Task details
Copy all lines below containing "across".
[Start of Listed entries]
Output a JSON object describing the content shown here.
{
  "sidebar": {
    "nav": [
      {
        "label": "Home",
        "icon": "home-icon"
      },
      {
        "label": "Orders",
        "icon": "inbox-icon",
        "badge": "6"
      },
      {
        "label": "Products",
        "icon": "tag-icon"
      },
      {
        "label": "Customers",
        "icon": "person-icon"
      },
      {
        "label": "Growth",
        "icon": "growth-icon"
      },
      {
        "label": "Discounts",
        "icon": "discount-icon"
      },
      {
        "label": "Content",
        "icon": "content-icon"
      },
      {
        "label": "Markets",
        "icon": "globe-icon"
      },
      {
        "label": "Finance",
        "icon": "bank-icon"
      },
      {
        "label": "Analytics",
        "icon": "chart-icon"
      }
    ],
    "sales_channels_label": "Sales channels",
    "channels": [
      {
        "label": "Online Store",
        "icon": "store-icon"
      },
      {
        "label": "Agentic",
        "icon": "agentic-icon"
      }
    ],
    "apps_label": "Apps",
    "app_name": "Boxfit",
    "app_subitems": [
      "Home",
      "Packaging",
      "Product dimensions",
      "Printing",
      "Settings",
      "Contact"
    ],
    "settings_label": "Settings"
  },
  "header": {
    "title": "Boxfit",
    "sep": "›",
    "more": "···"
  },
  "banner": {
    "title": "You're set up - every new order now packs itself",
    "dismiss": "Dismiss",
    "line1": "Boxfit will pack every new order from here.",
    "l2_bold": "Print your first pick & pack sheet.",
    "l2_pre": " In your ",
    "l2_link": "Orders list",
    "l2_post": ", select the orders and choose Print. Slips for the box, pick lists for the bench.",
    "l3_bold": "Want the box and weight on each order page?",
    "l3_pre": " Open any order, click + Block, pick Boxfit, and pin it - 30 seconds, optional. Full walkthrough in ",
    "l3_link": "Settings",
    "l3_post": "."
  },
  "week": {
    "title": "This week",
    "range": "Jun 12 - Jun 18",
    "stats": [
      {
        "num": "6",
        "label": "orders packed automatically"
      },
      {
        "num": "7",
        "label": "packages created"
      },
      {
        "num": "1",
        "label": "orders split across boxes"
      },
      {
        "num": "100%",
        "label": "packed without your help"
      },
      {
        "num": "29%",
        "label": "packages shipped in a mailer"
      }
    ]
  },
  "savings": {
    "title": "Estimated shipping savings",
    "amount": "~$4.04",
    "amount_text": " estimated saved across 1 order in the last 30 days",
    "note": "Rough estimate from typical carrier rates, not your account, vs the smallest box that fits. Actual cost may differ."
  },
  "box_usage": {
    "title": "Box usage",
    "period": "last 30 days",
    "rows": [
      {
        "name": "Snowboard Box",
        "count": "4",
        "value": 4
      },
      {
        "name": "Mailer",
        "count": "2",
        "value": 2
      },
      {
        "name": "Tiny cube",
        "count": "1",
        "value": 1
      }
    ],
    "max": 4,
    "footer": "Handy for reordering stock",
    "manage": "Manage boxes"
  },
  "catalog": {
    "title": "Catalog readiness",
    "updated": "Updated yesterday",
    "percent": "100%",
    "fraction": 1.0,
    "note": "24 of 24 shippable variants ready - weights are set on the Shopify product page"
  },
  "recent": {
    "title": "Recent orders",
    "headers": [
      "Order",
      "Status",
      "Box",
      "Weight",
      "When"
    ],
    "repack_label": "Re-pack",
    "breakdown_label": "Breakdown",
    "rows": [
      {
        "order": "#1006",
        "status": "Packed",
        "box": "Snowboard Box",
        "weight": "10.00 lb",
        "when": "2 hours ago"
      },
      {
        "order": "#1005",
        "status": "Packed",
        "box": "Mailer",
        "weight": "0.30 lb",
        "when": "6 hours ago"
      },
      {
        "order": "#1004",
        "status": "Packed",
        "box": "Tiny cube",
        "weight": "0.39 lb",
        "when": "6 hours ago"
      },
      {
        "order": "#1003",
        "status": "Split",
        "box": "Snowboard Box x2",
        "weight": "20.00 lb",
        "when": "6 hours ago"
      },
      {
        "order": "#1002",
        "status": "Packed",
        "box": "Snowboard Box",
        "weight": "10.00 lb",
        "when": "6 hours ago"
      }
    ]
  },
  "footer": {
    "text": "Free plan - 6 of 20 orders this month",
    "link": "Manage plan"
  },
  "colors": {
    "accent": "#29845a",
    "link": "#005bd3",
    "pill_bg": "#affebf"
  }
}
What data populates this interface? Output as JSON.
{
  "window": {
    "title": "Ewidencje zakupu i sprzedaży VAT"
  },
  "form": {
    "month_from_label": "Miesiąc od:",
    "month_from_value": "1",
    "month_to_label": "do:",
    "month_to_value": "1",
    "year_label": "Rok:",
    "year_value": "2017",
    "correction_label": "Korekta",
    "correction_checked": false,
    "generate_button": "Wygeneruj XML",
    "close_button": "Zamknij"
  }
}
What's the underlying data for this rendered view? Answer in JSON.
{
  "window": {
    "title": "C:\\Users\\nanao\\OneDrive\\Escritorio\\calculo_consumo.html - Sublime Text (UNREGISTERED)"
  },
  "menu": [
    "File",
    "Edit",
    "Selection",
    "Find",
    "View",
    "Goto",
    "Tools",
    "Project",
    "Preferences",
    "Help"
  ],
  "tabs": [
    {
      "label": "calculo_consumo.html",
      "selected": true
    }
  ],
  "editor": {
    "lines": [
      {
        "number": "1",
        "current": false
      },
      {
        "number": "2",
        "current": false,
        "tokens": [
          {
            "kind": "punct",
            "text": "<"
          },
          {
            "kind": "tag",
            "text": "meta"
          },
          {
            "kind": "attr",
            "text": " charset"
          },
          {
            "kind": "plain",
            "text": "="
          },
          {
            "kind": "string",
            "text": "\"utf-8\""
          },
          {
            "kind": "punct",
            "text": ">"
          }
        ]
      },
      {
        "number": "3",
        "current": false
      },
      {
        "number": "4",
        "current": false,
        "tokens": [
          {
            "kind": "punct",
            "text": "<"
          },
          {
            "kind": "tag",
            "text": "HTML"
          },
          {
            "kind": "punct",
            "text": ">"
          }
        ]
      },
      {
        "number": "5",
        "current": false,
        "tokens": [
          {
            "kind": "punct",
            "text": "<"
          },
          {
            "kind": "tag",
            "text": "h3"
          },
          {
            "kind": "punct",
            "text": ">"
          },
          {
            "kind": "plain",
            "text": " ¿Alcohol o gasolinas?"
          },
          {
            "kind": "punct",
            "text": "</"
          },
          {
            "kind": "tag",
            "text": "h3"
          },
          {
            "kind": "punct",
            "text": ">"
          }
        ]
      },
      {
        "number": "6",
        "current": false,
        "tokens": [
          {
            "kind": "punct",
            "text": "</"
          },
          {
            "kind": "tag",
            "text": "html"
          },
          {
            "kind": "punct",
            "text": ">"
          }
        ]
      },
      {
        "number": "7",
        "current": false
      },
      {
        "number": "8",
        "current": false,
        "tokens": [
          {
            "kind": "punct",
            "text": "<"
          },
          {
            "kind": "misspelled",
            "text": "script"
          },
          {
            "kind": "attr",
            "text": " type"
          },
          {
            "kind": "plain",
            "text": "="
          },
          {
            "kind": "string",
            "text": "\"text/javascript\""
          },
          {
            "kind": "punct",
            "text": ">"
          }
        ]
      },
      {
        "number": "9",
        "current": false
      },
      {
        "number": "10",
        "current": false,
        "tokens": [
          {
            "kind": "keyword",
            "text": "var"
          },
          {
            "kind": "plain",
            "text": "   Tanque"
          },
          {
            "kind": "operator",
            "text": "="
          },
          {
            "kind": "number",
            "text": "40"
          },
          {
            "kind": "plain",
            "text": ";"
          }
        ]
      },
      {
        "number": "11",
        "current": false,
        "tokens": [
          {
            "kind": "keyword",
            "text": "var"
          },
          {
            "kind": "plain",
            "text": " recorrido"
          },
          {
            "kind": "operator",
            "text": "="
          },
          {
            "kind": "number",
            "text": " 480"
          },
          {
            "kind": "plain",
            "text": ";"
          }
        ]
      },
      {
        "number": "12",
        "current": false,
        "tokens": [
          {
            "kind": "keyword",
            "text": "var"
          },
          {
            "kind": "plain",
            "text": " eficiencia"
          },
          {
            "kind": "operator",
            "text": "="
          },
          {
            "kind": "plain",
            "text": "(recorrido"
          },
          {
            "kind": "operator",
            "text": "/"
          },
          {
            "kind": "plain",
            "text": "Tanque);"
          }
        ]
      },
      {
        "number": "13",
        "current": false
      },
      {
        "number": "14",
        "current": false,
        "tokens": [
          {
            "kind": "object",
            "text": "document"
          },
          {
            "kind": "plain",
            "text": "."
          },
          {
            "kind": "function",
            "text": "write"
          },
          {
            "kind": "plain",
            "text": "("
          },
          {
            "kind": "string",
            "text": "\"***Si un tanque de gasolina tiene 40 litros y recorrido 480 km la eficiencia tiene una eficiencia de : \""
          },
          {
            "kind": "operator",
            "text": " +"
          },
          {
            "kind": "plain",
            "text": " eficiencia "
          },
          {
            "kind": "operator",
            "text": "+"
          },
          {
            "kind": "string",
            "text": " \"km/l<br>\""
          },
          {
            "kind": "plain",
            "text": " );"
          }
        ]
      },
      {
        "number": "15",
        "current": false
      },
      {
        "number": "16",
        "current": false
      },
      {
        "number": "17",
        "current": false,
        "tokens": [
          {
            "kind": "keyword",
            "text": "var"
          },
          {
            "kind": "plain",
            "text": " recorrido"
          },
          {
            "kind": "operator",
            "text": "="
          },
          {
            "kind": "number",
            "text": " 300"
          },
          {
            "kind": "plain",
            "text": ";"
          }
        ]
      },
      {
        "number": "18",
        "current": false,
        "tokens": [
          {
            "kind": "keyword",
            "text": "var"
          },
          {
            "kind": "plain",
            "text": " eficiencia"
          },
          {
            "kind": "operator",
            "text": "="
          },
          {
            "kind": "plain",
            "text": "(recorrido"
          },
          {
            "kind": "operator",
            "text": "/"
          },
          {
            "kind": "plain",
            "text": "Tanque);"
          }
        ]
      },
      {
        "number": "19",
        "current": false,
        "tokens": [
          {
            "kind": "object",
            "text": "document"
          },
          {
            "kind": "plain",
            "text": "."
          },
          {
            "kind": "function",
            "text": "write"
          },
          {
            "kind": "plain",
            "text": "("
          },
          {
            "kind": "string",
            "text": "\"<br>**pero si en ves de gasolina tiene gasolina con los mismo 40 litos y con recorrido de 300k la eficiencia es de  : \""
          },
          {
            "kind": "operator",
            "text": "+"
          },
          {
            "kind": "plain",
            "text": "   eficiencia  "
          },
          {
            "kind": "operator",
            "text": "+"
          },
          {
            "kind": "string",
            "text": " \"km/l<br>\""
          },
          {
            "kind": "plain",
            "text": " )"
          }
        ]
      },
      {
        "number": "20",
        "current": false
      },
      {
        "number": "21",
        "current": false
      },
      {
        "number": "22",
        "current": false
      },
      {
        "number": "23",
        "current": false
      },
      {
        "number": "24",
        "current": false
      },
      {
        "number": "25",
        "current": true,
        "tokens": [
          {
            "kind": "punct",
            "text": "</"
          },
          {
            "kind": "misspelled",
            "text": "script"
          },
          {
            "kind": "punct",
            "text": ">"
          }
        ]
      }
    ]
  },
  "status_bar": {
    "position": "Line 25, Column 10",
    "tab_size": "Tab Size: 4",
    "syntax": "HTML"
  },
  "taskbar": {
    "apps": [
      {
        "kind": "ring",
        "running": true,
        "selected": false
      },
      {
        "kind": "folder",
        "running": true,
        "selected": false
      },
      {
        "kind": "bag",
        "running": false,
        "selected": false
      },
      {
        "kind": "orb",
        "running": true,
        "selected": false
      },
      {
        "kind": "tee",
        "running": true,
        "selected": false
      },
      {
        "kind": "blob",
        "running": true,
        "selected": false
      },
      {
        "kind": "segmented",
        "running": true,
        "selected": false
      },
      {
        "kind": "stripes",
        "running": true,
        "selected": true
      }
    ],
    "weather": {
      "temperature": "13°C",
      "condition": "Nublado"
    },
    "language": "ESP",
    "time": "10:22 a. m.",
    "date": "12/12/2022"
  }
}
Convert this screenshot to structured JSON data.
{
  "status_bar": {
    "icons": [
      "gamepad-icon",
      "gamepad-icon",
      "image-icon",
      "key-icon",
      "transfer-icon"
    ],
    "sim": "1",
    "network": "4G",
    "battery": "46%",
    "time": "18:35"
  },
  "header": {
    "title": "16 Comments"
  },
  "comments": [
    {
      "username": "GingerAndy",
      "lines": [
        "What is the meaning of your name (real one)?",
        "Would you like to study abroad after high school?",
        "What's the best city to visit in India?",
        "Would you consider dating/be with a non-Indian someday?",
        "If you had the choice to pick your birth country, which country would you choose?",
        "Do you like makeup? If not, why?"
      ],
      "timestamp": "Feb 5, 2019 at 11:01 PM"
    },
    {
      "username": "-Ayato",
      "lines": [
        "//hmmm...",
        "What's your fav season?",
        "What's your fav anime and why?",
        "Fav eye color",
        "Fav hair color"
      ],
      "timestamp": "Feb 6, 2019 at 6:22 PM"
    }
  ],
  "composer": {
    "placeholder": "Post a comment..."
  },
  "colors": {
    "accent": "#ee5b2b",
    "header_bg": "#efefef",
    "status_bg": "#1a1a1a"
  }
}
[End of Listed entries]
Response
        "label": "orders split across boxes"
    "amount_text": " estimated saved across 1 order in the last 30 days",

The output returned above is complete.